[Collected data entries]
-*-

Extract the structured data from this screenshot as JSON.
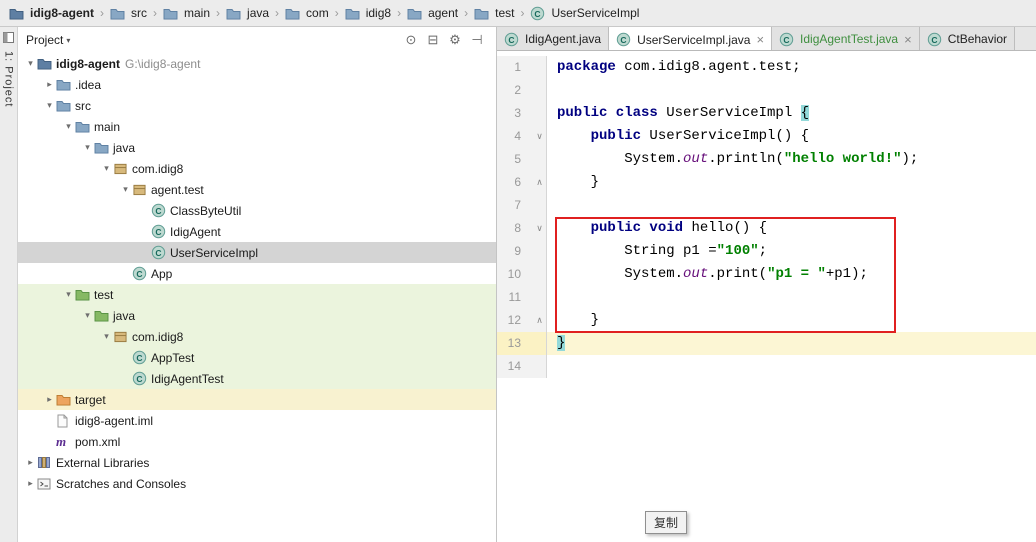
{
  "breadcrumb_bar": {
    "separator": "›",
    "items": [
      {
        "label": "idig8-agent",
        "icon": "folder-root",
        "bold": true
      },
      {
        "label": "src",
        "icon": "folder"
      },
      {
        "label": "main",
        "icon": "folder"
      },
      {
        "label": "java",
        "icon": "folder"
      },
      {
        "label": "com",
        "icon": "folder"
      },
      {
        "label": "idig8",
        "icon": "folder"
      },
      {
        "label": "agent",
        "icon": "folder"
      },
      {
        "label": "test",
        "icon": "folder"
      },
      {
        "label": "UserServiceImpl",
        "icon": "class"
      }
    ]
  },
  "tool_strip": {
    "label": "1: Project"
  },
  "project_panel": {
    "header": {
      "title": "Project",
      "caret": "▾",
      "icons": [
        {
          "name": "locate",
          "glyph": "⊙"
        },
        {
          "name": "collapse-all",
          "glyph": "⊟"
        },
        {
          "name": "settings",
          "glyph": "⚙"
        },
        {
          "name": "hide",
          "glyph": "⊣"
        }
      ]
    },
    "tree": [
      {
        "indent": 0,
        "chevron": "down",
        "icon": "folder-root",
        "label": "idig8-agent",
        "sublabel": "G:\\idig8-agent",
        "bold": true
      },
      {
        "indent": 1,
        "chevron": "right",
        "icon": "folder",
        "label": ".idea"
      },
      {
        "indent": 1,
        "chevron": "down",
        "icon": "folder",
        "label": "src"
      },
      {
        "indent": 2,
        "chevron": "down",
        "icon": "folder",
        "label": "main"
      },
      {
        "indent": 3,
        "chevron": "down",
        "icon": "folder",
        "label": "java"
      },
      {
        "indent": 4,
        "chevron": "down",
        "icon": "package",
        "label": "com.idig8"
      },
      {
        "indent": 5,
        "chevron": "down",
        "icon": "package",
        "label": "agent.test"
      },
      {
        "indent": 6,
        "chevron": "none",
        "icon": "class",
        "label": "ClassByteUtil"
      },
      {
        "indent": 6,
        "chevron": "none",
        "icon": "class",
        "label": "IdigAgent"
      },
      {
        "indent": 6,
        "chevron": "none",
        "icon": "class",
        "label": "UserServiceImpl",
        "state": "selected"
      },
      {
        "indent": 5,
        "chevron": "none",
        "icon": "class",
        "label": "App"
      },
      {
        "indent": 2,
        "chevron": "down",
        "icon": "folder-test",
        "label": "test",
        "state": "test-scope"
      },
      {
        "indent": 3,
        "chevron": "down",
        "icon": "folder-test",
        "label": "java",
        "state": "test-scope"
      },
      {
        "indent": 4,
        "chevron": "down",
        "icon": "package",
        "label": "com.idig8",
        "state": "test-scope"
      },
      {
        "indent": 5,
        "chevron": "none",
        "icon": "class",
        "label": "AppTest",
        "state": "test-scope"
      },
      {
        "indent": 5,
        "chevron": "none",
        "icon": "class",
        "label": "IdigAgentTest",
        "state": "test-scope"
      },
      {
        "indent": 1,
        "chevron": "right",
        "icon": "folder-excluded",
        "label": "target",
        "state": "excluded-scope"
      },
      {
        "indent": 1,
        "chevron": "none",
        "icon": "file",
        "label": "idig8-agent.iml"
      },
      {
        "indent": 1,
        "chevron": "none",
        "icon": "maven",
        "label": "pom.xml"
      },
      {
        "indent": 0,
        "chevron": "right",
        "icon": "libraries",
        "label": "External Libraries"
      },
      {
        "indent": 0,
        "chevron": "right",
        "icon": "consoles",
        "label": "Scratches and Consoles"
      }
    ]
  },
  "editor": {
    "tabs": [
      {
        "label": "IdigAgent.java",
        "active": false,
        "test": false,
        "close": false
      },
      {
        "label": "UserServiceImpl.java",
        "active": true,
        "test": false,
        "close": true
      },
      {
        "label": "IdigAgentTest.java",
        "active": false,
        "test": true,
        "close": true
      },
      {
        "label": "CtBehavior",
        "active": false,
        "test": false,
        "close": false
      }
    ],
    "code": {
      "current_line": 13,
      "folds": {
        "4": "down",
        "6": "up",
        "8": "down",
        "12": "up"
      },
      "lines": [
        {
          "n": 1,
          "tokens": [
            {
              "t": "package ",
              "c": "kw"
            },
            {
              "t": "com.idig8.agent.test;",
              "c": "pl"
            }
          ]
        },
        {
          "n": 2,
          "tokens": []
        },
        {
          "n": 3,
          "tokens": [
            {
              "t": "public class ",
              "c": "kw"
            },
            {
              "t": "UserServiceImpl ",
              "c": "pl"
            },
            {
              "t": "{",
              "c": "brace"
            }
          ]
        },
        {
          "n": 4,
          "tokens": [
            {
              "t": "    ",
              "c": "pl"
            },
            {
              "t": "public ",
              "c": "kw"
            },
            {
              "t": "UserServiceImpl() {",
              "c": "pl"
            }
          ]
        },
        {
          "n": 5,
          "tokens": [
            {
              "t": "        System.",
              "c": "pl"
            },
            {
              "t": "out",
              "c": "fld"
            },
            {
              "t": ".println(",
              "c": "pl"
            },
            {
              "t": "\"hello world!\"",
              "c": "str"
            },
            {
              "t": ");",
              "c": "pl"
            }
          ]
        },
        {
          "n": 6,
          "tokens": [
            {
              "t": "    }",
              "c": "pl"
            }
          ]
        },
        {
          "n": 7,
          "tokens": []
        },
        {
          "n": 8,
          "tokens": [
            {
              "t": "    ",
              "c": "pl"
            },
            {
              "t": "public void ",
              "c": "kw"
            },
            {
              "t": "hello() {",
              "c": "pl"
            }
          ]
        },
        {
          "n": 9,
          "tokens": [
            {
              "t": "        String p1 =",
              "c": "pl"
            },
            {
              "t": "\"100\"",
              "c": "str"
            },
            {
              "t": ";",
              "c": "pl"
            }
          ]
        },
        {
          "n": 10,
          "tokens": [
            {
              "t": "        System.",
              "c": "pl"
            },
            {
              "t": "out",
              "c": "fld"
            },
            {
              "t": ".print(",
              "c": "pl"
            },
            {
              "t": "\"p1 = \"",
              "c": "str"
            },
            {
              "t": "+p1);",
              "c": "pl"
            }
          ]
        },
        {
          "n": 11,
          "tokens": []
        },
        {
          "n": 12,
          "tokens": [
            {
              "t": "    }",
              "c": "pl"
            }
          ]
        },
        {
          "n": 13,
          "tokens": [
            {
              "t": "}",
              "c": "brace"
            }
          ]
        },
        {
          "n": 14,
          "tokens": []
        }
      ]
    }
  },
  "tooltip": {
    "text": "复制"
  },
  "colors": {
    "keyword": "#000080",
    "string": "#008000",
    "static_field": "#660E7A",
    "brace_match_bg": "#93d9d9",
    "current_line_bg": "#fcf6d4",
    "selection_bg": "#d4d4d4",
    "test_scope_bg": "#ebf4dd",
    "excluded_scope_bg": "#f8f2d0",
    "annotation": "#e02020"
  }
}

-*-

* **Task**
Quote the preceding listing precisely and completely, omitting its images.

* **Written reply**
Extract the structured data from this screenshot as JSON.
{
  "breadcrumb_bar": {
    "separator": "›",
    "items": [
      {
        "label": "idig8-agent",
        "icon": "folder-root",
        "bold": true
      },
      {
        "label": "src",
        "icon": "folder"
      },
      {
        "label": "main",
        "icon": "folder"
      },
      {
        "label": "java",
        "icon": "folder"
      },
      {
        "label": "com",
        "icon": "folder"
      },
      {
        "label": "idig8",
        "icon": "folder"
      },
      {
        "label": "agent",
        "icon": "folder"
      },
      {
        "label": "test",
        "icon": "folder"
      },
      {
        "label": "UserServiceImpl",
        "icon": "class"
      }
    ]
  },
  "tool_strip": {
    "label": "1: Project"
  },
  "project_panel": {
    "header": {
      "title": "Project",
      "caret": "▾",
      "icons": [
        {
          "name": "locate",
          "glyph": "⊙"
        },
        {
          "name": "collapse-all",
          "glyph": "⊟"
        },
        {
          "name": "settings",
          "glyph": "⚙"
        },
        {
          "name": "hide",
          "glyph": "⊣"
        }
      ]
    },
    "tree": [
      {
        "indent": 0,
        "chevron": "down",
        "icon": "folder-root",
        "label": "idig8-agent",
        "sublabel": "G:\\idig8-agent",
        "bold": true
      },
      {
        "indent": 1,
        "chevron": "right",
        "icon": "folder",
        "label": ".idea"
      },
      {
        "indent": 1,
        "chevron": "down",
        "icon": "folder",
        "label": "src"
      },
      {
        "indent": 2,
        "chevron": "down",
        "icon": "folder",
        "label": "main"
      },
      {
        "indent": 3,
        "chevron": "down",
        "icon": "folder",
        "label": "java"
      },
      {
        "indent": 4,
        "chevron": "down",
        "icon": "package",
        "label": "com.idig8"
      },
      {
        "indent": 5,
        "chevron": "down",
        "icon": "package",
        "label": "agent.test"
      },
      {
        "indent": 6,
        "chevron": "none",
        "icon": "class",
        "label": "ClassByteUtil"
      },
      {
        "indent": 6,
        "chevron": "none",
        "icon": "class",
        "label": "IdigAgent"
      },
      {
        "indent": 6,
        "chevron": "none",
        "icon": "class",
        "label": "UserServiceImpl",
        "state": "selected"
      },
      {
        "indent": 5,
        "chevron": "none",
        "icon": "class",
        "label": "App"
      },
      {
        "indent": 2,
        "chevron": "down",
        "icon": "folder-test",
        "label": "test",
        "state": "test-scope"
      },
      {
        "indent": 3,
        "chevron": "down",
        "icon": "folder-test",
        "label": "java",
        "state": "test-scope"
      },
      {
        "indent": 4,
        "chevron": "down",
        "icon": "package",
        "label": "com.idig8",
        "state": "test-scope"
      },
      {
        "indent": 5,
        "chevron": "none",
        "icon": "class",
        "label": "AppTest",
        "state": "test-scope"
      },
      {
        "indent": 5,
        "chevron": "none",
        "icon": "class",
        "label": "IdigAgentTest",
        "state": "test-scope"
      },
      {
        "indent": 1,
        "chevron": "right",
        "icon": "folder-excluded",
        "label": "target",
        "state": "excluded-scope"
      },
      {
        "indent": 1,
        "chevron": "none",
        "icon": "file",
        "label": "idig8-agent.iml"
      },
      {
        "indent": 1,
        "chevron": "none",
        "icon": "maven",
        "label": "pom.xml"
      },
      {
        "indent": 0,
        "chevron": "right",
        "icon": "libraries",
        "label": "External Libraries"
      },
      {
        "indent": 0,
        "chevron": "right",
        "icon": "consoles",
        "label": "Scratches and Consoles"
      }
    ]
  },
  "editor": {
    "tabs": [
      {
        "label": "IdigAgent.java",
        "active": false,
        "test": false,
        "close": false
      },
      {
        "label": "UserServiceImpl.java",
        "active": true,
        "test": false,
        "close": true
      },
      {
        "label": "IdigAgentTest.java",
        "active": false,
        "test": true,
        "close": true
      },
      {
        "label": "CtBehavior",
        "active": false,
        "test": false,
        "close": false
      }
    ],
    "code": {
      "current_line": 13,
      "folds": {
        "4": "down",
        "6": "up",
        "8": "down",
        "12": "up"
      },
      "lines": [
        {
          "n": 1,
          "tokens": [
            {
              "t": "package ",
              "c": "kw"
            },
            {
              "t": "com.idig8.agent.test;",
              "c": "pl"
            }
          ]
        },
        {
          "n": 2,
          "tokens": []
        },
        {
          "n": 3,
          "tokens": [
            {
              "t": "public class ",
              "c": "kw"
            },
            {
              "t": "UserServiceImpl ",
              "c": "pl"
            },
            {
              "t": "{",
              "c": "brace"
            }
          ]
        },
        {
          "n": 4,
          "tokens": [
            {
              "t": "    ",
              "c": "pl"
            },
            {
              "t": "public ",
              "c": "kw"
            },
            {
              "t": "UserServiceImpl() {",
              "c": "pl"
            }
          ]
        },
        {
          "n": 5,
          "tokens": [
            {
              "t": "        System.",
              "c": "pl"
            },
            {
              "t": "out",
              "c": "fld"
            },
            {
              "t": ".println(",
              "c": "pl"
            },
            {
              "t": "\"hello world!\"",
              "c": "str"
            },
            {
              "t": ");",
              "c": "pl"
            }
          ]
        },
        {
          "n": 6,
          "tokens": [
            {
              "t": "    }",
              "c": "pl"
            }
          ]
        },
        {
          "n": 7,
          "tokens": []
        },
        {
          "n": 8,
          "tokens": [
            {
              "t": "    ",
              "c": "pl"
            },
            {
              "t": "public void ",
              "c": "kw"
            },
            {
              "t": "hello() {",
              "c": "pl"
            }
          ]
        },
        {
          "n": 9,
          "tokens": [
            {
              "t": "        String p1 =",
              "c": "pl"
            },
            {
              "t": "\"100\"",
              "c": "str"
            },
            {
              "t": ";",
              "c": "pl"
            }
          ]
        },
        {
          "n": 10,
          "tokens": [
            {
              "t": "        System.",
              "c": "pl"
            },
            {
              "t": "out",
              "c": "fld"
            },
            {
              "t": ".print(",
              "c": "pl"
            },
            {
              "t": "\"p1 = \"",
              "c": "str"
            },
            {
              "t": "+p1);",
              "c": "pl"
            }
          ]
        },
        {
          "n": 11,
          "tokens": []
        },
        {
          "n": 12,
          "tokens": [
            {
              "t": "    }",
              "c": "pl"
            }
          ]
        },
        {
          "n": 13,
          "tokens": [
            {
              "t": "}",
              "c": "brace"
            }
          ]
        },
        {
          "n": 14,
          "tokens": []
        }
      ]
    }
  },
  "tooltip": {
    "text": "复制"
  },
  "colors": {
    "keyword": "#000080",
    "string": "#008000",
    "static_field": "#660E7A",
    "brace_match_bg": "#93d9d9",
    "current_line_bg": "#fcf6d4",
    "selection_bg": "#d4d4d4",
    "test_scope_bg": "#ebf4dd",
    "excluded_scope_bg": "#f8f2d0",
    "annotation": "#e02020"
  }
}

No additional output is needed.